> Material
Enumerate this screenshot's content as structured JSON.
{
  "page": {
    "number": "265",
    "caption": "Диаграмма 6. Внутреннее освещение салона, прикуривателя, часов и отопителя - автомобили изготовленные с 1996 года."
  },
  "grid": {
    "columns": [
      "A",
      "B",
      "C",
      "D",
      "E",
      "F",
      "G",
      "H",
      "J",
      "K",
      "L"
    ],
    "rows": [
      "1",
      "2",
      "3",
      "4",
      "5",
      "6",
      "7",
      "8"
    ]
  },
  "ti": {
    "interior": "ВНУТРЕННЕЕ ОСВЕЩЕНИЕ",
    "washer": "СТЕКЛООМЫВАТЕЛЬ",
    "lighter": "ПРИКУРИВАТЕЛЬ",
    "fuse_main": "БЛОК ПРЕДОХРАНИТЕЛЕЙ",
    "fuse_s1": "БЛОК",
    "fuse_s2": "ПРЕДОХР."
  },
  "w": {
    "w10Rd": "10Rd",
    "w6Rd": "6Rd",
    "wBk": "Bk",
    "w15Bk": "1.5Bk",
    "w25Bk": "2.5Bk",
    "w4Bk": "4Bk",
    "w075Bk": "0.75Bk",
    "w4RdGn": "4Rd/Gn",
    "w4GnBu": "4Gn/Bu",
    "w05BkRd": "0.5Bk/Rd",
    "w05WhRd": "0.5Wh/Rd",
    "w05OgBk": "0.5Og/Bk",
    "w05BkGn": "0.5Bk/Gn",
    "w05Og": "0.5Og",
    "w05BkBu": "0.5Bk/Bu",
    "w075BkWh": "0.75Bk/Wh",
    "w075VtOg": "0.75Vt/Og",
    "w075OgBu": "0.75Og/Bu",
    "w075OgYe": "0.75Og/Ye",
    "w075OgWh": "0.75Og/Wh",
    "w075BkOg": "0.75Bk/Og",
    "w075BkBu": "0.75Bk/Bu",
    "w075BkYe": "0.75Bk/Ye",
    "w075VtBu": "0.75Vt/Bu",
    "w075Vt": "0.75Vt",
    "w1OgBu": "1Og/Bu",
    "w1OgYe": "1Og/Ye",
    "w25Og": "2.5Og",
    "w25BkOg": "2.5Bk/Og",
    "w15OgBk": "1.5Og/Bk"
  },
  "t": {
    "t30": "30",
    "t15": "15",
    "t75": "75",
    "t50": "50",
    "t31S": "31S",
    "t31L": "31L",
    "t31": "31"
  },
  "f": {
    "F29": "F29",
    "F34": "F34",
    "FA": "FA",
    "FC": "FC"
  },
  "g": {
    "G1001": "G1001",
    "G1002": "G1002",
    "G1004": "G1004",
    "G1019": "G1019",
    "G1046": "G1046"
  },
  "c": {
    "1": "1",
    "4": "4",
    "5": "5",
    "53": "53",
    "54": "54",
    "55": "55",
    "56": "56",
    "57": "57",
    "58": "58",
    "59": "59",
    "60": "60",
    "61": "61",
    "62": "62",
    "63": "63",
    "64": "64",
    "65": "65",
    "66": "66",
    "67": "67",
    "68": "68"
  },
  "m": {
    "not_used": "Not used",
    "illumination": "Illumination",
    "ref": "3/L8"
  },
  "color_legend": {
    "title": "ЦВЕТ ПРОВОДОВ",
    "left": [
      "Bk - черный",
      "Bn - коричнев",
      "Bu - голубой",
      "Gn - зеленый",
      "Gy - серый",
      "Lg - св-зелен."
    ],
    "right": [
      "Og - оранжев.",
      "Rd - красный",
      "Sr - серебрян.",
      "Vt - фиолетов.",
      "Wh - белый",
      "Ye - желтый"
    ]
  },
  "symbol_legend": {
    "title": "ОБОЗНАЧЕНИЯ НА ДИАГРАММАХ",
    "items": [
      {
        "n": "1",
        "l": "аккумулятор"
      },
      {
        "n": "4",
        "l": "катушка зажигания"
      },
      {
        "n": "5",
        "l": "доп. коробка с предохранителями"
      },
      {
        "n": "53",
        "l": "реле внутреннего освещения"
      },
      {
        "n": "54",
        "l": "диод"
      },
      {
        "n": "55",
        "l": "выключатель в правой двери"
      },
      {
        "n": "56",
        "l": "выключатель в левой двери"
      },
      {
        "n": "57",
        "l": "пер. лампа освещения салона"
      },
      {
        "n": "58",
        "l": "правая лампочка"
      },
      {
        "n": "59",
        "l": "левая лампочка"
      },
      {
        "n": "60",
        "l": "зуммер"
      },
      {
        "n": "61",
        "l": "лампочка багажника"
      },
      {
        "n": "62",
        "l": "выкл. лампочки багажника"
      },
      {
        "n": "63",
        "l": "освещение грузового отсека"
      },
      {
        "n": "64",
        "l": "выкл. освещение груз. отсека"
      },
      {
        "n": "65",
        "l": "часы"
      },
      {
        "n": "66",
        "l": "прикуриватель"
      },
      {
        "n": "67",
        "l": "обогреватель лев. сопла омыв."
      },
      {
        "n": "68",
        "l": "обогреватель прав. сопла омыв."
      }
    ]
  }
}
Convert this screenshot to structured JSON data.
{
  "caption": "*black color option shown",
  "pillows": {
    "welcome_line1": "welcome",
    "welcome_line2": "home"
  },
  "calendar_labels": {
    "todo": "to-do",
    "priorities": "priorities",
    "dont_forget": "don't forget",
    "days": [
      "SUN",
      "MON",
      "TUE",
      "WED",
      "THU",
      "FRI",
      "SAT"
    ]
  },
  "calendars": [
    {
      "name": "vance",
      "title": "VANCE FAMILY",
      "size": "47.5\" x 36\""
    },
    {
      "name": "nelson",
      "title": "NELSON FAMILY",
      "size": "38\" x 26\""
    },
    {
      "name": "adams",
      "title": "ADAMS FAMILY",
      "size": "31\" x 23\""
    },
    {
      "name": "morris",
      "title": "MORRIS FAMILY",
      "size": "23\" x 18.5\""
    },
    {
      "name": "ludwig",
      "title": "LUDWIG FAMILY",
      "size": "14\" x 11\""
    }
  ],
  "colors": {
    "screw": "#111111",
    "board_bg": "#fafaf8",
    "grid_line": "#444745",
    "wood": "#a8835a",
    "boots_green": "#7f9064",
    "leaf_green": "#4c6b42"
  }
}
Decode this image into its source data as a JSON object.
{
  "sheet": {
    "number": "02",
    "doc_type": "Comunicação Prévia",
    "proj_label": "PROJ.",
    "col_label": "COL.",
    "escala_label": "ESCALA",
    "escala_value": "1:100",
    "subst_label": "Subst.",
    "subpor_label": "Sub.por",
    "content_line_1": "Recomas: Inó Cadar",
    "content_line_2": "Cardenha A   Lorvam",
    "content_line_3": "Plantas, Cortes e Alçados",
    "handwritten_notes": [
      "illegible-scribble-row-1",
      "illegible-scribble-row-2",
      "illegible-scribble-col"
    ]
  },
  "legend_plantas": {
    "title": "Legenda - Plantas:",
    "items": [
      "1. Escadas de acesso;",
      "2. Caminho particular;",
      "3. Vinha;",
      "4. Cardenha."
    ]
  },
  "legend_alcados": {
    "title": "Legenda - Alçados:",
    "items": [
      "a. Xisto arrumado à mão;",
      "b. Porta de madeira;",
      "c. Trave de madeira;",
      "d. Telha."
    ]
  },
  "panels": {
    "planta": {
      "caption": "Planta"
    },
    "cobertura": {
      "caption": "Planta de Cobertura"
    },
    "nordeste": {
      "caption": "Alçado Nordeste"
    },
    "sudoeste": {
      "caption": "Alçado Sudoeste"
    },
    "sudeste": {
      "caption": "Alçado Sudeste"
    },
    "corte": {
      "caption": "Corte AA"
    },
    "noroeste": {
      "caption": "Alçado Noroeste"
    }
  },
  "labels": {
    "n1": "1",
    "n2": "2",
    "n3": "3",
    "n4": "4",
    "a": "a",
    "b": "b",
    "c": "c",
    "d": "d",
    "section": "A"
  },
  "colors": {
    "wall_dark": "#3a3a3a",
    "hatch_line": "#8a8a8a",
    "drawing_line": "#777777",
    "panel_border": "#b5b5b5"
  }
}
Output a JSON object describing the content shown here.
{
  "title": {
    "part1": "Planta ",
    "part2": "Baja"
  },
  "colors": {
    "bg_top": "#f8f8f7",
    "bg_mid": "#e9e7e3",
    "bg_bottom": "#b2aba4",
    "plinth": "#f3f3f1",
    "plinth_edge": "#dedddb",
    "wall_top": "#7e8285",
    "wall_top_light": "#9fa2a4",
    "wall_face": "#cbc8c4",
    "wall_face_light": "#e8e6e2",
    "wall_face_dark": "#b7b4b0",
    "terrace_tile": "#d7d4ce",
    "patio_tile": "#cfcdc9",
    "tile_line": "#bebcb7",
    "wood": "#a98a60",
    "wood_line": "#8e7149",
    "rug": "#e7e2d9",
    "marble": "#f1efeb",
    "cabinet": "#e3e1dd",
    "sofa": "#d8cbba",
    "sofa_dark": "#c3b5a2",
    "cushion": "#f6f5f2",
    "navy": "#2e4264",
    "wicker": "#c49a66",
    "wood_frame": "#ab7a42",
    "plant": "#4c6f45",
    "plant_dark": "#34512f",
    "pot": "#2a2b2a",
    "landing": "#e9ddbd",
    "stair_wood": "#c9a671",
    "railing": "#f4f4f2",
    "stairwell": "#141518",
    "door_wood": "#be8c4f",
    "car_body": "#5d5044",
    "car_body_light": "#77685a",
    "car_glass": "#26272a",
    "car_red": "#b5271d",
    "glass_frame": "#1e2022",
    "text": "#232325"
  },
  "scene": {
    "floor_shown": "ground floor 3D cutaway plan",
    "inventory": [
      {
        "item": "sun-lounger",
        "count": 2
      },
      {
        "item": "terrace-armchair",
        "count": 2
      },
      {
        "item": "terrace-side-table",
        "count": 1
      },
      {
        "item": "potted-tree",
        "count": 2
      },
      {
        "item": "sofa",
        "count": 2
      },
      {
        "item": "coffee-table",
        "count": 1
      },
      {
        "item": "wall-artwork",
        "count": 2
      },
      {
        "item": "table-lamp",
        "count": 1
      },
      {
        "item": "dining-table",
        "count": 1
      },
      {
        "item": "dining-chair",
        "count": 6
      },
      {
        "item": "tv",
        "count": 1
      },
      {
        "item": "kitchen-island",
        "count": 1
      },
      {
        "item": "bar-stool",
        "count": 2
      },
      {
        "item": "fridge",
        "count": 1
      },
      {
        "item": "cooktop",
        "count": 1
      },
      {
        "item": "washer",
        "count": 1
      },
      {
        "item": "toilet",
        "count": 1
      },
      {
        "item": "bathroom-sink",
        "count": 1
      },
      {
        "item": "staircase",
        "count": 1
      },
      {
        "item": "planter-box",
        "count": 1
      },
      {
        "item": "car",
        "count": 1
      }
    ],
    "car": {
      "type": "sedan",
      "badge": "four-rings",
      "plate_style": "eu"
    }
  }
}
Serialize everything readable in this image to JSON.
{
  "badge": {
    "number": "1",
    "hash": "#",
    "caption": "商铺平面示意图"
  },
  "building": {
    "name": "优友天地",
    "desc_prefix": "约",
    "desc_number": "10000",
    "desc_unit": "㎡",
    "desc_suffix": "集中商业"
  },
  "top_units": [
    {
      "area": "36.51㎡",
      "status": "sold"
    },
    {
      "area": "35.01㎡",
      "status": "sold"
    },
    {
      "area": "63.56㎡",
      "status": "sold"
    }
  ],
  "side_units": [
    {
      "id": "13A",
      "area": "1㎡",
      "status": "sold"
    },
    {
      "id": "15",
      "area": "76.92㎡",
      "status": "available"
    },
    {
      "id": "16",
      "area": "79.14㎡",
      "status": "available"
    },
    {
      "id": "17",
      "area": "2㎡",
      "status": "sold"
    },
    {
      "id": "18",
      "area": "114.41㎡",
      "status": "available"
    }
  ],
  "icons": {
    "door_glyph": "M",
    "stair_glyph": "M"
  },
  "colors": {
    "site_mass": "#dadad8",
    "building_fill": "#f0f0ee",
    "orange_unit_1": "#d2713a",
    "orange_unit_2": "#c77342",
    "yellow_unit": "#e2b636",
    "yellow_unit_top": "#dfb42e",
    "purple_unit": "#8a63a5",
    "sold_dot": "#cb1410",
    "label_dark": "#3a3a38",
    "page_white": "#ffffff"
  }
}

> Task to carry out
Copy down every line of the entries containing the word "Legenda".

> Task answer
    "title": "Legenda - Plantas:",
    "title": "Legenda - Alçados:",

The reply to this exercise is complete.